Dataset records:

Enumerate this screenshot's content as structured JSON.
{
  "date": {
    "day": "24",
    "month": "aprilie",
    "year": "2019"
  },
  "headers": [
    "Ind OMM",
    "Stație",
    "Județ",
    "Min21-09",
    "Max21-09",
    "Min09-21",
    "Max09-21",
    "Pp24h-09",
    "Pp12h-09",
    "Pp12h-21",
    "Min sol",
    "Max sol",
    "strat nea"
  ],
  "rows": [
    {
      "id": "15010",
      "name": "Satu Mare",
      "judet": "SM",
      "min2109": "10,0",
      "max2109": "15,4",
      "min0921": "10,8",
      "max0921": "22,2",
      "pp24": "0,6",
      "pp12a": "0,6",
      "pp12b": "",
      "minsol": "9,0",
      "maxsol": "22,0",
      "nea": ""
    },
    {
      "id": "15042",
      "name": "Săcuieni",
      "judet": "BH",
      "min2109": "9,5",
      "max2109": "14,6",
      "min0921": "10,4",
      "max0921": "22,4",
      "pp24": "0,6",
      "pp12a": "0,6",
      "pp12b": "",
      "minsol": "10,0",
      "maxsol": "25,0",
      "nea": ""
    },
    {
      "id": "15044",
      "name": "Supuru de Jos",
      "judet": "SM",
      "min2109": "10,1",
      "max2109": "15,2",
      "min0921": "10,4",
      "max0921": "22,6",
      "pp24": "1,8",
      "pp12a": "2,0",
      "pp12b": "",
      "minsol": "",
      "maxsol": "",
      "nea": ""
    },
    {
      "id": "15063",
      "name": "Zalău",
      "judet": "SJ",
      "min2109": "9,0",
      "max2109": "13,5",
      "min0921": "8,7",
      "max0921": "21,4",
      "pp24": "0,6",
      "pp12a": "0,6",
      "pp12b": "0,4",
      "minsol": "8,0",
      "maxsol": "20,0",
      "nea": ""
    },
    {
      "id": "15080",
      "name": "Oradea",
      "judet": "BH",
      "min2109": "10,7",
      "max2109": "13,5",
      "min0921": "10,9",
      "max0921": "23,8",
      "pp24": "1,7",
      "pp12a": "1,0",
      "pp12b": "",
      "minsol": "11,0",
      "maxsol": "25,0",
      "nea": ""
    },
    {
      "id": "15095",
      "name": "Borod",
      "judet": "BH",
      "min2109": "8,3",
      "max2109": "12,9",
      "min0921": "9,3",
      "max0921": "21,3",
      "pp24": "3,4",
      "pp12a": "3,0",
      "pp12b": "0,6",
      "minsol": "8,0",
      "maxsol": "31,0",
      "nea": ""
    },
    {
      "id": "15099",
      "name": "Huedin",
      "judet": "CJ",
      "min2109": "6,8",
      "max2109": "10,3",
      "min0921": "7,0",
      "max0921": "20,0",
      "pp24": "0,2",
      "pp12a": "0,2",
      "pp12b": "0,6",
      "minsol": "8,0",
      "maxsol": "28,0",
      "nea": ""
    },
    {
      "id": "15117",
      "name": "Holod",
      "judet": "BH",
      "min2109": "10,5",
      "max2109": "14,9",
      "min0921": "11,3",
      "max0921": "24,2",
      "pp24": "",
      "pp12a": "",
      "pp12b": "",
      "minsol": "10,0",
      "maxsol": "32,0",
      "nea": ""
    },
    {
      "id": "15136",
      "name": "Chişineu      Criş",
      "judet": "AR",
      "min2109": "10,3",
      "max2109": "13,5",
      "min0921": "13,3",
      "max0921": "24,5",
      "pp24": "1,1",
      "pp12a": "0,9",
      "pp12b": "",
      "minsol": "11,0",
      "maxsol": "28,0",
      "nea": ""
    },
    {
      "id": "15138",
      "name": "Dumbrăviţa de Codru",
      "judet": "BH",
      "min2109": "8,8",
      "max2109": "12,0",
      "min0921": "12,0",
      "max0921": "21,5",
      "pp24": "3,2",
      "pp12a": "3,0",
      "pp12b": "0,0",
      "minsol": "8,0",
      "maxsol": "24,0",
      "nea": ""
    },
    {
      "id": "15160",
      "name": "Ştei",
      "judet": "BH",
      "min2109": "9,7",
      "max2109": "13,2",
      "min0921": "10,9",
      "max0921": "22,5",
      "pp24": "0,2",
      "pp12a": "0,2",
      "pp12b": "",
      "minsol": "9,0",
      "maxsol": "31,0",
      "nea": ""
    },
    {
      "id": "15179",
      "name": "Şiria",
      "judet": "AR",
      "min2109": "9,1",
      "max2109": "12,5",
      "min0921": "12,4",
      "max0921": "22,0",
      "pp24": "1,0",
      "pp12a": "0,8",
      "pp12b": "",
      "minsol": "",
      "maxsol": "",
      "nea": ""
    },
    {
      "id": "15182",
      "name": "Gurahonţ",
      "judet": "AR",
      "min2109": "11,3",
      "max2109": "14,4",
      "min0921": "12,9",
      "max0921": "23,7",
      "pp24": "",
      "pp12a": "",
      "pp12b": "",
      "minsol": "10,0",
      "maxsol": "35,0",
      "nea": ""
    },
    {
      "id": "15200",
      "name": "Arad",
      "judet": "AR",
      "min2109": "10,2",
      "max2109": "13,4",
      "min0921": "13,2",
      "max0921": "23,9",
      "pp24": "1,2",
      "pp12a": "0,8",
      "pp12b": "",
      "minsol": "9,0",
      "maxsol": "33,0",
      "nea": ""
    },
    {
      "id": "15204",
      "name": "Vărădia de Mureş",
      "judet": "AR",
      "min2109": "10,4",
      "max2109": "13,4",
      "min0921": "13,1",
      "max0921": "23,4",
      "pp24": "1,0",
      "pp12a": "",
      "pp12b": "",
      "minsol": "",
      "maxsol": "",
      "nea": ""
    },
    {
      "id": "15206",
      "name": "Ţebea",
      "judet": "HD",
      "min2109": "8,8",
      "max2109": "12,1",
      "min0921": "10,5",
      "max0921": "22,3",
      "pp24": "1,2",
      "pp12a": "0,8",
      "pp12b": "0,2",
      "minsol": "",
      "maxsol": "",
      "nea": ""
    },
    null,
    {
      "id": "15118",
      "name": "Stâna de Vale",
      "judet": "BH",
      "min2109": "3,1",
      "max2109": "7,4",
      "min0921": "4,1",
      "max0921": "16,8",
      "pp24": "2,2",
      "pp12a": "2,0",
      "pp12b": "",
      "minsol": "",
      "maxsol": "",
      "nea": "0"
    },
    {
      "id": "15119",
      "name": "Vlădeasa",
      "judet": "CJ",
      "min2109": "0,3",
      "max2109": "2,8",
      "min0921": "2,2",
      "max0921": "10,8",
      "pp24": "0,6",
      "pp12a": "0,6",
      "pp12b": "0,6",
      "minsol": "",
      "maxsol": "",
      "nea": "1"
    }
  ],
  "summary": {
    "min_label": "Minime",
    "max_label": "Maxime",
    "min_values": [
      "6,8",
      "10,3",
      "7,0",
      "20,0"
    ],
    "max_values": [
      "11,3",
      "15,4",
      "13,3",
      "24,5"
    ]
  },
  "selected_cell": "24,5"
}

TASK TO COMPLETE: Please quote the data above in full, with no line missing.

CORRECT OUTPUT:
Enumerate this screenshot's content as structured JSON.
{
  "date": {
    "day": "24",
    "month": "aprilie",
    "year": "2019"
  },
  "headers": [
    "Ind OMM",
    "Stație",
    "Județ",
    "Min21-09",
    "Max21-09",
    "Min09-21",
    "Max09-21",
    "Pp24h-09",
    "Pp12h-09",
    "Pp12h-21",
    "Min sol",
    "Max sol",
    "strat nea"
  ],
  "rows": [
    {
      "id": "15010",
      "name": "Satu Mare",
      "judet": "SM",
      "min2109": "10,0",
      "max2109": "15,4",
      "min0921": "10,8",
      "max0921": "22,2",
      "pp24": "0,6",
      "pp12a": "0,6",
      "pp12b": "",
      "minsol": "9,0",
      "maxsol": "22,0",
      "nea": ""
    },
    {
      "id": "15042",
      "name": "Săcuieni",
      "judet": "BH",
      "min2109": "9,5",
      "max2109": "14,6",
      "min0921": "10,4",
      "max0921": "22,4",
      "pp24": "0,6",
      "pp12a": "0,6",
      "pp12b": "",
      "minsol": "10,0",
      "maxsol": "25,0",
      "nea": ""
    },
    {
      "id": "15044",
      "name": "Supuru de Jos",
      "judet": "SM",
      "min2109": "10,1",
      "max2109": "15,2",
      "min0921": "10,4",
      "max0921": "22,6",
      "pp24": "1,8",
      "pp12a": "2,0",
      "pp12b": "",
      "minsol": "",
      "maxsol": "",
      "nea": ""
    },
    {
      "id": "15063",
      "name": "Zalău",
      "judet": "SJ",
      "min2109": "9,0",
      "max2109": "13,5",
      "min0921": "8,7",
      "max0921": "21,4",
      "pp24": "0,6",
      "pp12a": "0,6",
      "pp12b": "0,4",
      "minsol": "8,0",
      "maxsol": "20,0",
      "nea": ""
    },
    {
      "id": "15080",
      "name": "Oradea",
      "judet": "BH",
      "min2109": "10,7",
      "max2109": "13,5",
      "min0921": "10,9",
      "max0921": "23,8",
      "pp24": "1,7",
      "pp12a": "1,0",
      "pp12b": "",
      "minsol": "11,0",
      "maxsol": "25,0",
      "nea": ""
    },
    {
      "id": "15095",
      "name": "Borod",
      "judet": "BH",
      "min2109": "8,3",
      "max2109": "12,9",
      "min0921": "9,3",
      "max0921": "21,3",
      "pp24": "3,4",
      "pp12a": "3,0",
      "pp12b": "0,6",
      "minsol": "8,0",
      "maxsol": "31,0",
      "nea": ""
    },
    {
      "id": "15099",
      "name": "Huedin",
      "judet": "CJ",
      "min2109": "6,8",
      "max2109": "10,3",
      "min0921": "7,0",
      "max0921": "20,0",
      "pp24": "0,2",
      "pp12a": "0,2",
      "pp12b": "0,6",
      "minsol": "8,0",
      "maxsol": "28,0",
      "nea": ""
    },
    {
      "id": "15117",
      "name": "Holod",
      "judet": "BH",
      "min2109": "10,5",
      "max2109": "14,9",
      "min0921": "11,3",
      "max0921": "24,2",
      "pp24": "",
      "pp12a": "",
      "pp12b": "",
      "minsol": "10,0",
      "maxsol": "32,0",
      "nea": ""
    },
    {
      "id": "15136",
      "name": "Chişineu      Criş",
      "judet": "AR",
      "min2109": "10,3",
      "max2109": "13,5",
      "min0921": "13,3",
      "max0921": "24,5",
      "pp24": "1,1",
      "pp12a": "0,9",
      "pp12b": "",
      "minsol": "11,0",
      "maxsol": "28,0",
      "nea": ""
    },
    {
      "id": "15138",
      "name": "Dumbrăviţa de Codru",
      "judet": "BH",
      "min2109": "8,8",
      "max2109": "12,0",
      "min0921": "12,0",
      "max0921": "21,5",
      "pp24": "3,2",
      "pp12a": "3,0",
      "pp12b": "0,0",
      "minsol": "8,0",
      "maxsol": "24,0",
      "nea": ""
    },
    {
      "id": "15160",
      "name": "Ştei",
      "judet": "BH",
      "min2109": "9,7",
      "max2109": "13,2",
      "min0921": "10,9",
      "max0921": "22,5",
      "pp24": "0,2",
      "pp12a": "0,2",
      "pp12b": "",
      "minsol": "9,0",
      "maxsol": "31,0",
      "nea": ""
    },
    {
      "id": "15179",
      "name": "Şiria",
      "judet": "AR",
      "min2109": "9,1",
      "max2109": "12,5",
      "min0921": "12,4",
      "max0921": "22,0",
      "pp24": "1,0",
      "pp12a": "0,8",
      "pp12b": "",
      "minsol": "",
      "maxsol": "",
      "nea": ""
    },
    {
      "id": "15182",
      "name": "Gurahonţ",
      "judet": "AR",
      "min2109": "11,3",
      "max2109": "14,4",
      "min0921": "12,9",
      "max0921": "23,7",
      "pp24": "",
      "pp12a": "",
      "pp12b": "",
      "minsol": "10,0",
      "maxsol": "35,0",
      "nea": ""
    },
    {
      "id": "15200",
      "name": "Arad",
      "judet": "AR",
      "min2109": "10,2",
      "max2109": "13,4",
      "min0921": "13,2",
      "max0921": "23,9",
      "pp24": "1,2",
      "pp12a": "0,8",
      "pp12b": "",
      "minsol": "9,0",
      "maxsol": "33,0",
      "nea": ""
    },
    {
      "id": "15204",
      "name": "Vărădia de Mureş",
      "judet": "AR",
      "min2109": "10,4",
      "max2109": "13,4",
      "min0921": "13,1",
      "max0921": "23,4",
      "pp24": "1,0",
      "pp12a": "",
      "pp12b": "",
      "minsol": "",
      "maxsol": "",
      "nea": ""
    },
    {
      "id": "15206",
      "name": "Ţebea",
      "judet": "HD",
      "min2109": "8,8",
      "max2109": "12,1",
      "min0921": "10,5",
      "max0921": "22,3",
      "pp24": "1,2",
      "pp12a": "0,8",
      "pp12b": "0,2",
      "minsol": "",
      "maxsol": "",
      "nea": ""
    },
    null,
    {
      "id": "15118",
      "name": "Stâna de Vale",
      "judet": "BH",
      "min2109": "3,1",
      "max2109": "7,4",
      "min0921": "4,1",
      "max0921": "16,8",
      "pp24": "2,2",
      "pp12a": "2,0",
      "pp12b": "",
      "minsol": "",
      "maxsol": "",
      "nea": "0"
    },
    {
      "id": "15119",
      "name": "Vlădeasa",
      "judet": "CJ",
      "min2109": "0,3",
      "max2109": "2,8",
      "min0921": "2,2",
      "max0921": "10,8",
      "pp24": "0,6",
      "pp12a": "0,6",
      "pp12b": "0,6",
      "minsol": "",
      "maxsol": "",
      "nea": "1"
    }
  ],
  "summary": {
    "min_label": "Minime",
    "max_label": "Maxime",
    "min_values": [
      "6,8",
      "10,3",
      "7,0",
      "20,0"
    ],
    "max_values": [
      "11,3",
      "15,4",
      "13,3",
      "24,5"
    ]
  },
  "selected_cell": "24,5"
}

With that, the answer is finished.